_Task instructions_
Pictures do not belong in the copy; quote every entry below exactly.

_Dataset items_
↓
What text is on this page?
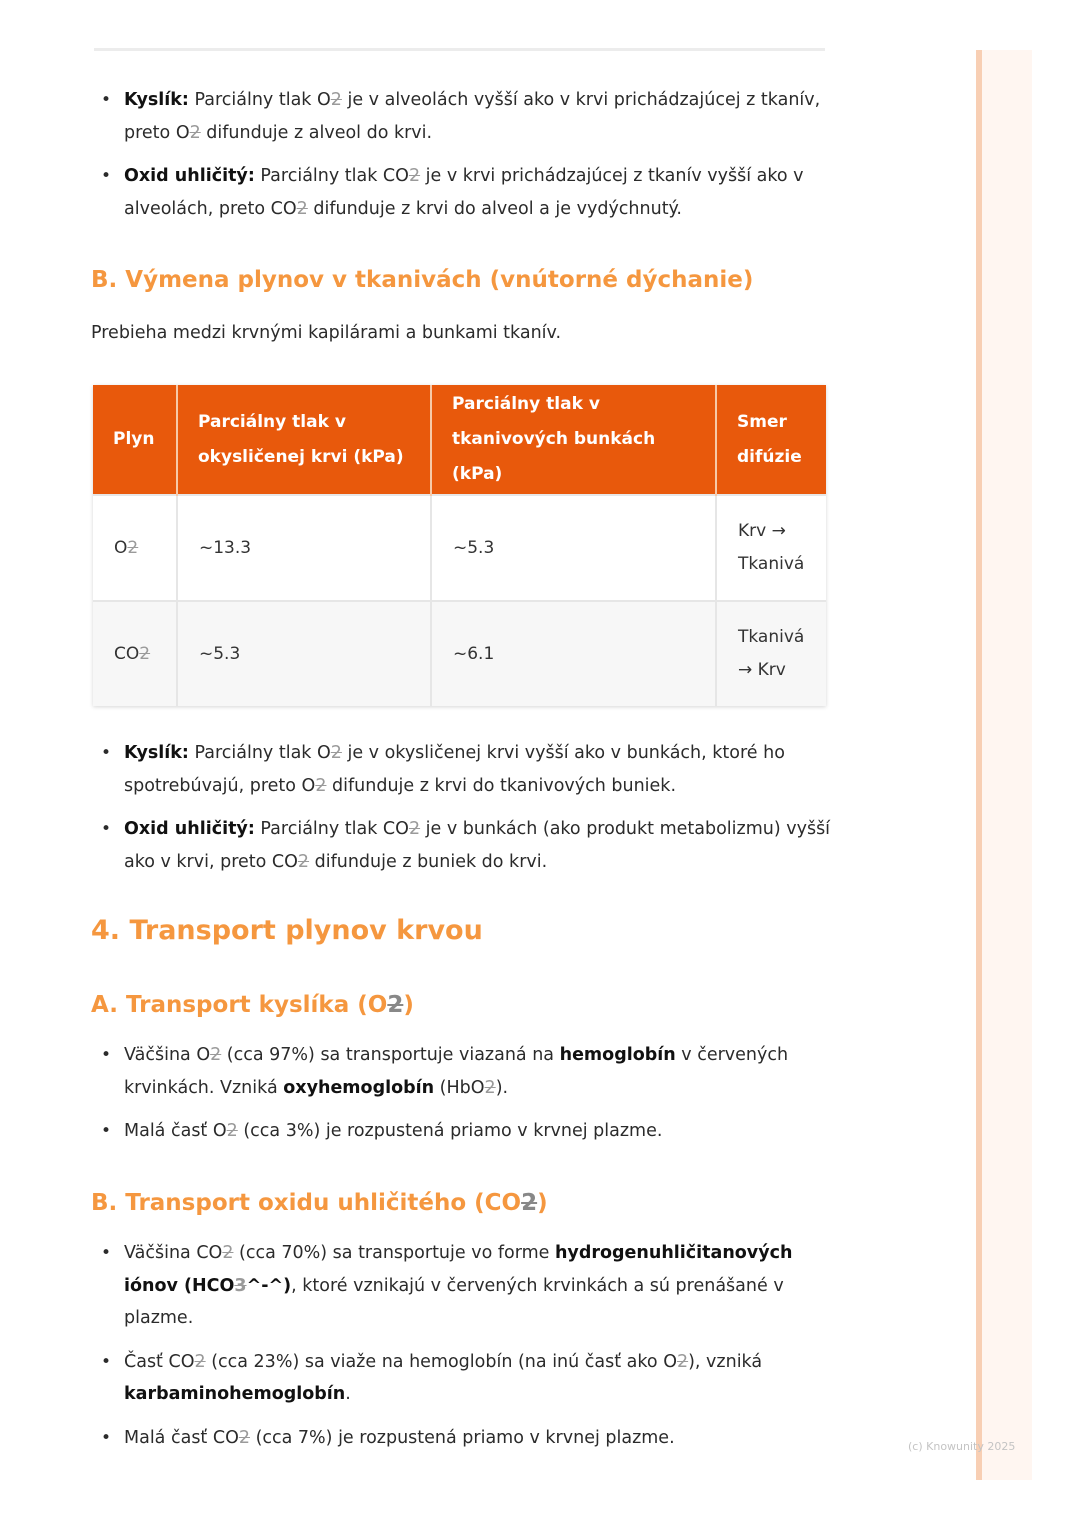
• Kyslík: Parciálny tlak O2 je v alveolách vyšší ako v krvi prichádzajúcej z tkanív, preto O2 difunduje z alveol do krvi.
• Oxid uhličitý: Parciálny tlak CO2 je v krvi prichádzajúcej z tkanív vyšší ako v alveolách, preto CO2 difunduje z krvi do alveol a je vydýchnutý.
B. Výmena plynov v tkanivách (vnútorné dýchanie)
Prebieha medzi krvnými kapilárami a bunkami tkanív.
• Kyslík: Parciálny tlak O2 je v okysličenej krvi vyšší ako v bunkách, ktoré ho spotrebúvajú, preto O2 difunduje z krvi do tkanivových buniek.
• Oxid uhličitý: Parciálny tlak CO2 je v bunkách (ako produkt metabolizmu) vyšší ako v krvi, preto CO2 difunduje z buniek do krvi.
4. Transport plynov krvou
A. Transport kyslíka (O2)
• Väčšina O2 (cca 97%) sa transportuje viazaná na hemoglobín v červených krvinkách. Vzniká oxyhemoglobín (HbO2).
• Malá časť O2 (cca 3%) je rozpustená priamo v krvnej plazme.
B. Transport oxidu uhličitého (CO2)
• Väčšina CO2 (cca 70%) sa transportuje vo forme hydrogenuhličitanových iónov (HCO3^-^), ktoré vznikajú v červených krvinkách a sú prenášané v plazme.
• Časť CO2 (cca 23%) sa viaže na hemoglobín (na inú časť ako O2), vzniká karbaminohemoglobín.
• Malá časť CO2 (cca 7%) je rozpustená priamo v krvnej plazme.
Plyn	Parciálny tlak v okysličenej krvi (kPa)	Parciálny tlak v tkanivových bunkách (kPa)	Smer difúzie
O2	~13.3	~5.3	Krv → Tkanivá
CO2	~5.3	~6.1	Tkanivá → Krv
(c) Knowunity 2025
↑
_Output of the exercise_
What text is on this page?
• Kyslík: Parciálny tlak O2 je v alveolách vyšší ako v krvi prichádzajúcej z tkanív, preto O2 difunduje z alveol do krvi.
• Oxid uhličitý: Parciálny tlak CO2 je v krvi prichádzajúcej z tkanív vyšší ako v alveolách, preto CO2 difunduje z krvi do alveol a je vydýchnutý.
B. Výmena plynov v tkanivách (vnútorné dýchanie)
Prebieha medzi krvnými kapilárami a bunkami tkanív.
• Kyslík: Parciálny tlak O2 je v okysličenej krvi vyšší ako v bunkách, ktoré ho spotrebúvajú, preto O2 difunduje z krvi do tkanivových buniek.
• Oxid uhličitý: Parciálny tlak CO2 je v bunkách (ako produkt metabolizmu) vyšší ako v krvi, preto CO2 difunduje z buniek do krvi.
4. Transport plynov krvou
A. Transport kyslíka (O2)
• Väčšina O2 (cca 97%) sa transportuje viazaná na hemoglobín v červených krvinkách. Vzniká oxyhemoglobín (HbO2).
• Malá časť O2 (cca 3%) je rozpustená priamo v krvnej plazme.
B. Transport oxidu uhličitého (CO2)
• Väčšina CO2 (cca 70%) sa transportuje vo forme hydrogenuhličitanových iónov (HCO3^-^), ktoré vznikajú v červených krvinkách a sú prenášané v plazme.
• Časť CO2 (cca 23%) sa viaže na hemoglobín (na inú časť ako O2), vzniká karbaminohemoglobín.
• Malá časť CO2 (cca 7%) je rozpustená priamo v krvnej plazme.
Plyn	Parciálny tlak v okysličenej krvi (kPa)	Parciálny tlak v tkanivových bunkách (kPa)	Smer difúzie
O2	~13.3	~5.3	Krv → Tkanivá
CO2	~5.3	~6.1	Tkanivá → Krv
(c) Knowunity 2025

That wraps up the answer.